╭─ Data to process

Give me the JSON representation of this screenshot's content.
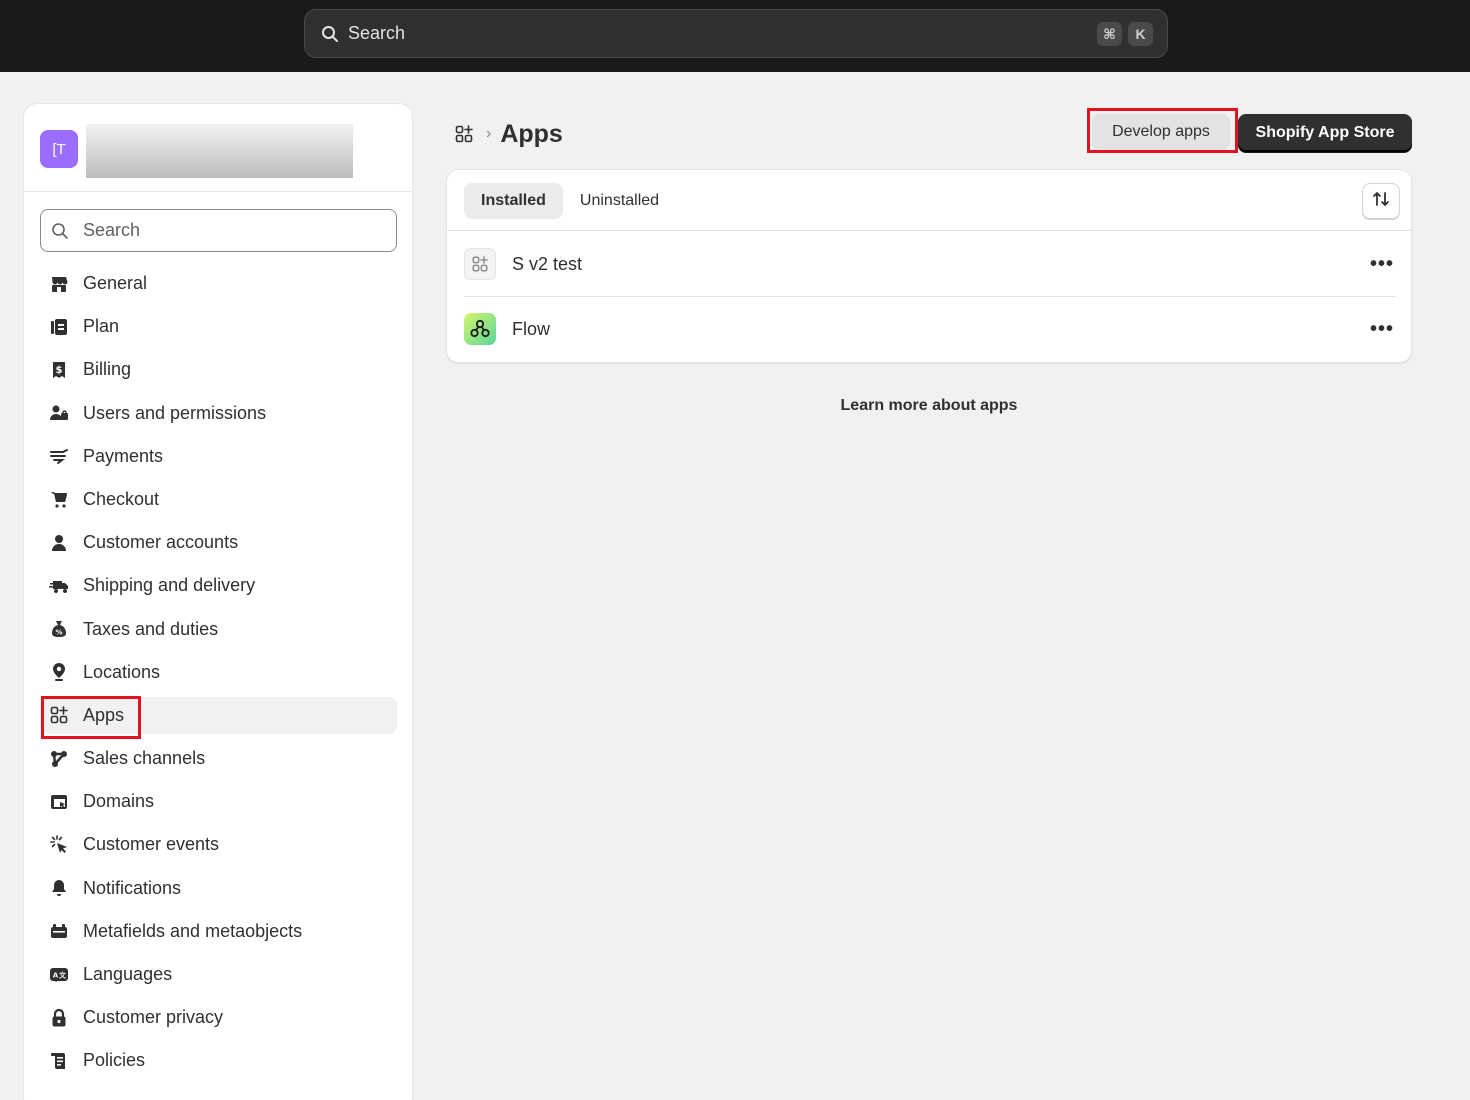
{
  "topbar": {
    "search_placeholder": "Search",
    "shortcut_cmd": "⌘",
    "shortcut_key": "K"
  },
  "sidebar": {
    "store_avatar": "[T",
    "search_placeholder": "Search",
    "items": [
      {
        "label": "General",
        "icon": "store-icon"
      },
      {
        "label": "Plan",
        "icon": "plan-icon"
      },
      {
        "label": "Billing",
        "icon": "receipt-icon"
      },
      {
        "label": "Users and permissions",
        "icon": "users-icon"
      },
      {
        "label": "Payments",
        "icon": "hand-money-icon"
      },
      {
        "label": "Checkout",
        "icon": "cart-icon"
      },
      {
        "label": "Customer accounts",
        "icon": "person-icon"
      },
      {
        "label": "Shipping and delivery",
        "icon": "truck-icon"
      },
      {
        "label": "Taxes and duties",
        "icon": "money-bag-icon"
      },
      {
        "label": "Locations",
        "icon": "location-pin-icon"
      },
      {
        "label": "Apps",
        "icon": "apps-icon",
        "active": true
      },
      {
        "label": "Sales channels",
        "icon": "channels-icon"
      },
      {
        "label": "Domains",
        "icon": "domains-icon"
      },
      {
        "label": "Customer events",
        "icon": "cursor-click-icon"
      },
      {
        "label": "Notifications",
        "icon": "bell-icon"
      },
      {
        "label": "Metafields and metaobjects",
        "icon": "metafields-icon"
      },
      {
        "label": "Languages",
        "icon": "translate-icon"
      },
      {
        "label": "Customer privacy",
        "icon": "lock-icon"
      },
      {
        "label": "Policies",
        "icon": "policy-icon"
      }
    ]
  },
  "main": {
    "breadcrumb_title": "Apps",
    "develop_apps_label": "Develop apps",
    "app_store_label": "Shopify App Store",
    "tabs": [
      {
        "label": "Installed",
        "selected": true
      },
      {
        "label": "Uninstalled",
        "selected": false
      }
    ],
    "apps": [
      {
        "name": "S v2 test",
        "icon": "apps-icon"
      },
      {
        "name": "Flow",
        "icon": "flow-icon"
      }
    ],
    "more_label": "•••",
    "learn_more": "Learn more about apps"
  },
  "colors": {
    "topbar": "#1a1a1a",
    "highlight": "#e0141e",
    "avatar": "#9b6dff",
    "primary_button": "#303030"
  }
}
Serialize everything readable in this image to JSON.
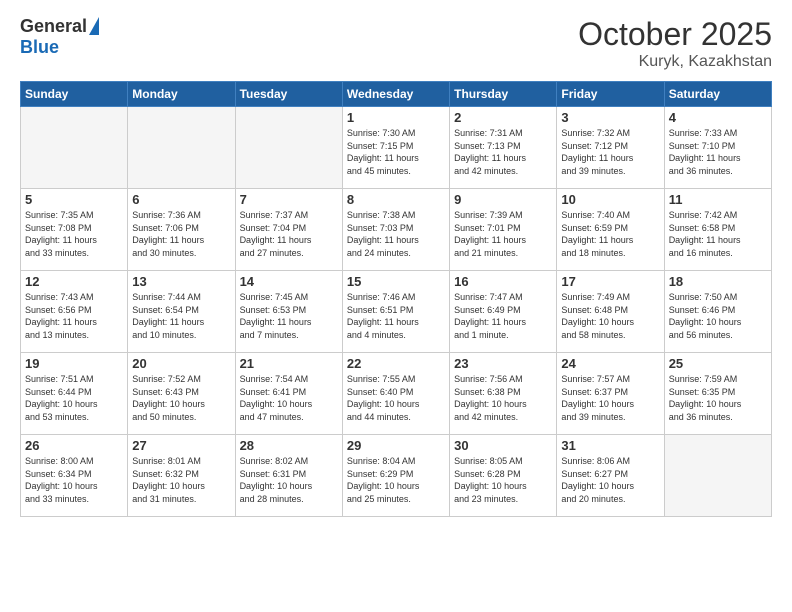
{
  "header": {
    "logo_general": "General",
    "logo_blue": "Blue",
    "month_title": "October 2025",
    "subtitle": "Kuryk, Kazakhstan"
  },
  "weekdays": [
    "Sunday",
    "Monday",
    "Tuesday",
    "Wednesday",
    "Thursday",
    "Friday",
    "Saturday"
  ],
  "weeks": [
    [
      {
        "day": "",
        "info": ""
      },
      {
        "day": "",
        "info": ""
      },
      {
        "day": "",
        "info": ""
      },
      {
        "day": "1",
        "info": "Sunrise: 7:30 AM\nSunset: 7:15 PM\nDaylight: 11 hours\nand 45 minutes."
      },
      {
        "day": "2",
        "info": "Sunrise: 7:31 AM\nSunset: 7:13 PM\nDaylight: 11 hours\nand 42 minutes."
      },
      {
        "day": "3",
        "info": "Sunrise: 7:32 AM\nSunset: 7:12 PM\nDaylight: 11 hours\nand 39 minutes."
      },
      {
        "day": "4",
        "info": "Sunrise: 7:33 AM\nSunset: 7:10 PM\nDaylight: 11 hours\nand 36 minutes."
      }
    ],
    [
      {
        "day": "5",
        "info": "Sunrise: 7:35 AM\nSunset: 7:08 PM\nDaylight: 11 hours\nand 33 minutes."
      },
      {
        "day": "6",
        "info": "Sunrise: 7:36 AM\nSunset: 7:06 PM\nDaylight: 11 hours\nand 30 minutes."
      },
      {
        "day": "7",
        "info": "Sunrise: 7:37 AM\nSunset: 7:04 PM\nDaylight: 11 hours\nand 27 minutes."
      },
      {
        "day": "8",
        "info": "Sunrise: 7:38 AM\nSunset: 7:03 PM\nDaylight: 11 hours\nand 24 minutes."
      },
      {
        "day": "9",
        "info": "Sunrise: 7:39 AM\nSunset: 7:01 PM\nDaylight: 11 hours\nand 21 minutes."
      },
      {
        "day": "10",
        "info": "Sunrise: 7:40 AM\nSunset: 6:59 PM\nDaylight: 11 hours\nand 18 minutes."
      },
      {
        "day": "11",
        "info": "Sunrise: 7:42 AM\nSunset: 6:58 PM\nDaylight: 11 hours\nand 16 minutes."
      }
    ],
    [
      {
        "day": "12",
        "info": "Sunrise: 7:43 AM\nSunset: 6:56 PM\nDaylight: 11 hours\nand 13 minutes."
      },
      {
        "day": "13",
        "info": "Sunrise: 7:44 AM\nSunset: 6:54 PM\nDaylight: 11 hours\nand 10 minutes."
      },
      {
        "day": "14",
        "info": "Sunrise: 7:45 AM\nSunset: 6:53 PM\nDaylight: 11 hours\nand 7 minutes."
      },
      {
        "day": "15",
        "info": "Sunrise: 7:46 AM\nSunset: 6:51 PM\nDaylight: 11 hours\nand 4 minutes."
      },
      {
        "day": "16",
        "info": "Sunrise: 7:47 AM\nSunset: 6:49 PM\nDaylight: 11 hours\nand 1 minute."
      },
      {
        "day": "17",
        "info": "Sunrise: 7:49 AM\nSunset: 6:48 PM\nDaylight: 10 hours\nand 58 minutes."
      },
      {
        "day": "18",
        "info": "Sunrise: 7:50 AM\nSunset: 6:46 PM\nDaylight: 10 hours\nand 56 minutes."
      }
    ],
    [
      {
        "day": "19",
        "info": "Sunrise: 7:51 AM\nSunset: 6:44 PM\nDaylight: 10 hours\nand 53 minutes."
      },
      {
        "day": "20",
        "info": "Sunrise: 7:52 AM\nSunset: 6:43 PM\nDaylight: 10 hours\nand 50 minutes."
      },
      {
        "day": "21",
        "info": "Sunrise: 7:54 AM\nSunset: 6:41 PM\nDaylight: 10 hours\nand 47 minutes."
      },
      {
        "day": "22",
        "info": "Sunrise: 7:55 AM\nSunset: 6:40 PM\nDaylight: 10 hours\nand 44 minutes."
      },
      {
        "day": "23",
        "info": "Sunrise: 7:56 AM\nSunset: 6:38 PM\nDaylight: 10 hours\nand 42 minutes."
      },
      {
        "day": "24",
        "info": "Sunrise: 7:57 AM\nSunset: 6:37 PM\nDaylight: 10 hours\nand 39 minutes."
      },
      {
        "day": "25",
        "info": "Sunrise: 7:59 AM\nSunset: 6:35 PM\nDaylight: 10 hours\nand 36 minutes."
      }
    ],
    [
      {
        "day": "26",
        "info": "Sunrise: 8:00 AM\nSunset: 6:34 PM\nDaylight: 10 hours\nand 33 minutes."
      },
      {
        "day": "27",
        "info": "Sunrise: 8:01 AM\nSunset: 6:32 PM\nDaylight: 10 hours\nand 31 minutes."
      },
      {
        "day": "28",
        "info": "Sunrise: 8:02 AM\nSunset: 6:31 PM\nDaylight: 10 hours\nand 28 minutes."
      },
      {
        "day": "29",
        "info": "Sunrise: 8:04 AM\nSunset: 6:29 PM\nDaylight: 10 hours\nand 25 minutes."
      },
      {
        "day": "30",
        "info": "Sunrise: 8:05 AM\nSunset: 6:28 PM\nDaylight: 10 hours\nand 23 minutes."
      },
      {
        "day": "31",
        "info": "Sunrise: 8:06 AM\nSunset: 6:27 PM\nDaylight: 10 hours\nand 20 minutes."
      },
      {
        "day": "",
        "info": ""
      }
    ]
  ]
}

╰─

Write out the data precisely as given, excluding the pictures.

Give me the JSON representation of this screenshot's content.
{
  "topbar": {
    "search_placeholder": "Search",
    "shortcut_cmd": "⌘",
    "shortcut_key": "K"
  },
  "sidebar": {
    "store_avatar": "[T",
    "search_placeholder": "Search",
    "items": [
      {
        "label": "General",
        "icon": "store-icon"
      },
      {
        "label": "Plan",
        "icon": "plan-icon"
      },
      {
        "label": "Billing",
        "icon": "receipt-icon"
      },
      {
        "label": "Users and permissions",
        "icon": "users-icon"
      },
      {
        "label": "Payments",
        "icon": "hand-money-icon"
      },
      {
        "label": "Checkout",
        "icon": "cart-icon"
      },
      {
        "label": "Customer accounts",
        "icon": "person-icon"
      },
      {
        "label": "Shipping and delivery",
        "icon": "truck-icon"
      },
      {
        "label": "Taxes and duties",
        "icon": "money-bag-icon"
      },
      {
        "label": "Locations",
        "icon": "location-pin-icon"
      },
      {
        "label": "Apps",
        "icon": "apps-icon",
        "active": true
      },
      {
        "label": "Sales channels",
        "icon": "channels-icon"
      },
      {
        "label": "Domains",
        "icon": "domains-icon"
      },
      {
        "label": "Customer events",
        "icon": "cursor-click-icon"
      },
      {
        "label": "Notifications",
        "icon": "bell-icon"
      },
      {
        "label": "Metafields and metaobjects",
        "icon": "metafields-icon"
      },
      {
        "label": "Languages",
        "icon": "translate-icon"
      },
      {
        "label": "Customer privacy",
        "icon": "lock-icon"
      },
      {
        "label": "Policies",
        "icon": "policy-icon"
      }
    ]
  },
  "main": {
    "breadcrumb_title": "Apps",
    "develop_apps_label": "Develop apps",
    "app_store_label": "Shopify App Store",
    "tabs": [
      {
        "label": "Installed",
        "selected": true
      },
      {
        "label": "Uninstalled",
        "selected": false
      }
    ],
    "apps": [
      {
        "name": "S v2 test",
        "icon": "apps-icon"
      },
      {
        "name": "Flow",
        "icon": "flow-icon"
      }
    ],
    "more_label": "•••",
    "learn_more": "Learn more about apps"
  },
  "colors": {
    "topbar": "#1a1a1a",
    "highlight": "#e0141e",
    "avatar": "#9b6dff",
    "primary_button": "#303030"
  }
}
Serialize everything readable in this image to JSON.
{
  "header": {
    "logo_general": "General",
    "logo_blue": "Blue",
    "month_title": "October 2025",
    "subtitle": "Kuryk, Kazakhstan"
  },
  "weekdays": [
    "Sunday",
    "Monday",
    "Tuesday",
    "Wednesday",
    "Thursday",
    "Friday",
    "Saturday"
  ],
  "weeks": [
    [
      {
        "day": "",
        "info": ""
      },
      {
        "day": "",
        "info": ""
      },
      {
        "day": "",
        "info": ""
      },
      {
        "day": "1",
        "info": "Sunrise: 7:30 AM\nSunset: 7:15 PM\nDaylight: 11 hours\nand 45 minutes."
      },
      {
        "day": "2",
        "info": "Sunrise: 7:31 AM\nSunset: 7:13 PM\nDaylight: 11 hours\nand 42 minutes."
      },
      {
        "day": "3",
        "info": "Sunrise: 7:32 AM\nSunset: 7:12 PM\nDaylight: 11 hours\nand 39 minutes."
      },
      {
        "day": "4",
        "info": "Sunrise: 7:33 AM\nSunset: 7:10 PM\nDaylight: 11 hours\nand 36 minutes."
      }
    ],
    [
      {
        "day": "5",
        "info": "Sunrise: 7:35 AM\nSunset: 7:08 PM\nDaylight: 11 hours\nand 33 minutes."
      },
      {
        "day": "6",
        "info": "Sunrise: 7:36 AM\nSunset: 7:06 PM\nDaylight: 11 hours\nand 30 minutes."
      },
      {
        "day": "7",
        "info": "Sunrise: 7:37 AM\nSunset: 7:04 PM\nDaylight: 11 hours\nand 27 minutes."
      },
      {
        "day": "8",
        "info": "Sunrise: 7:38 AM\nSunset: 7:03 PM\nDaylight: 11 hours\nand 24 minutes."
      },
      {
        "day": "9",
        "info": "Sunrise: 7:39 AM\nSunset: 7:01 PM\nDaylight: 11 hours\nand 21 minutes."
      },
      {
        "day": "10",
        "info": "Sunrise: 7:40 AM\nSunset: 6:59 PM\nDaylight: 11 hours\nand 18 minutes."
      },
      {
        "day": "11",
        "info": "Sunrise: 7:42 AM\nSunset: 6:58 PM\nDaylight: 11 hours\nand 16 minutes."
      }
    ],
    [
      {
        "day": "12",
        "info": "Sunrise: 7:43 AM\nSunset: 6:56 PM\nDaylight: 11 hours\nand 13 minutes."
      },
      {
        "day": "13",
        "info": "Sunrise: 7:44 AM\nSunset: 6:54 PM\nDaylight: 11 hours\nand 10 minutes."
      },
      {
        "day": "14",
        "info": "Sunrise: 7:45 AM\nSunset: 6:53 PM\nDaylight: 11 hours\nand 7 minutes."
      },
      {
        "day": "15",
        "info": "Sunrise: 7:46 AM\nSunset: 6:51 PM\nDaylight: 11 hours\nand 4 minutes."
      },
      {
        "day": "16",
        "info": "Sunrise: 7:47 AM\nSunset: 6:49 PM\nDaylight: 11 hours\nand 1 minute."
      },
      {
        "day": "17",
        "info": "Sunrise: 7:49 AM\nSunset: 6:48 PM\nDaylight: 10 hours\nand 58 minutes."
      },
      {
        "day": "18",
        "info": "Sunrise: 7:50 AM\nSunset: 6:46 PM\nDaylight: 10 hours\nand 56 minutes."
      }
    ],
    [
      {
        "day": "19",
        "info": "Sunrise: 7:51 AM\nSunset: 6:44 PM\nDaylight: 10 hours\nand 53 minutes."
      },
      {
        "day": "20",
        "info": "Sunrise: 7:52 AM\nSunset: 6:43 PM\nDaylight: 10 hours\nand 50 minutes."
      },
      {
        "day": "21",
        "info": "Sunrise: 7:54 AM\nSunset: 6:41 PM\nDaylight: 10 hours\nand 47 minutes."
      },
      {
        "day": "22",
        "info": "Sunrise: 7:55 AM\nSunset: 6:40 PM\nDaylight: 10 hours\nand 44 minutes."
      },
      {
        "day": "23",
        "info": "Sunrise: 7:56 AM\nSunset: 6:38 PM\nDaylight: 10 hours\nand 42 minutes."
      },
      {
        "day": "24",
        "info": "Sunrise: 7:57 AM\nSunset: 6:37 PM\nDaylight: 10 hours\nand 39 minutes."
      },
      {
        "day": "25",
        "info": "Sunrise: 7:59 AM\nSunset: 6:35 PM\nDaylight: 10 hours\nand 36 minutes."
      }
    ],
    [
      {
        "day": "26",
        "info": "Sunrise: 8:00 AM\nSunset: 6:34 PM\nDaylight: 10 hours\nand 33 minutes."
      },
      {
        "day": "27",
        "info": "Sunrise: 8:01 AM\nSunset: 6:32 PM\nDaylight: 10 hours\nand 31 minutes."
      },
      {
        "day": "28",
        "info": "Sunrise: 8:02 AM\nSunset: 6:31 PM\nDaylight: 10 hours\nand 28 minutes."
      },
      {
        "day": "29",
        "info": "Sunrise: 8:04 AM\nSunset: 6:29 PM\nDaylight: 10 hours\nand 25 minutes."
      },
      {
        "day": "30",
        "info": "Sunrise: 8:05 AM\nSunset: 6:28 PM\nDaylight: 10 hours\nand 23 minutes."
      },
      {
        "day": "31",
        "info": "Sunrise: 8:06 AM\nSunset: 6:27 PM\nDaylight: 10 hours\nand 20 minutes."
      },
      {
        "day": "",
        "info": ""
      }
    ]
  ]
}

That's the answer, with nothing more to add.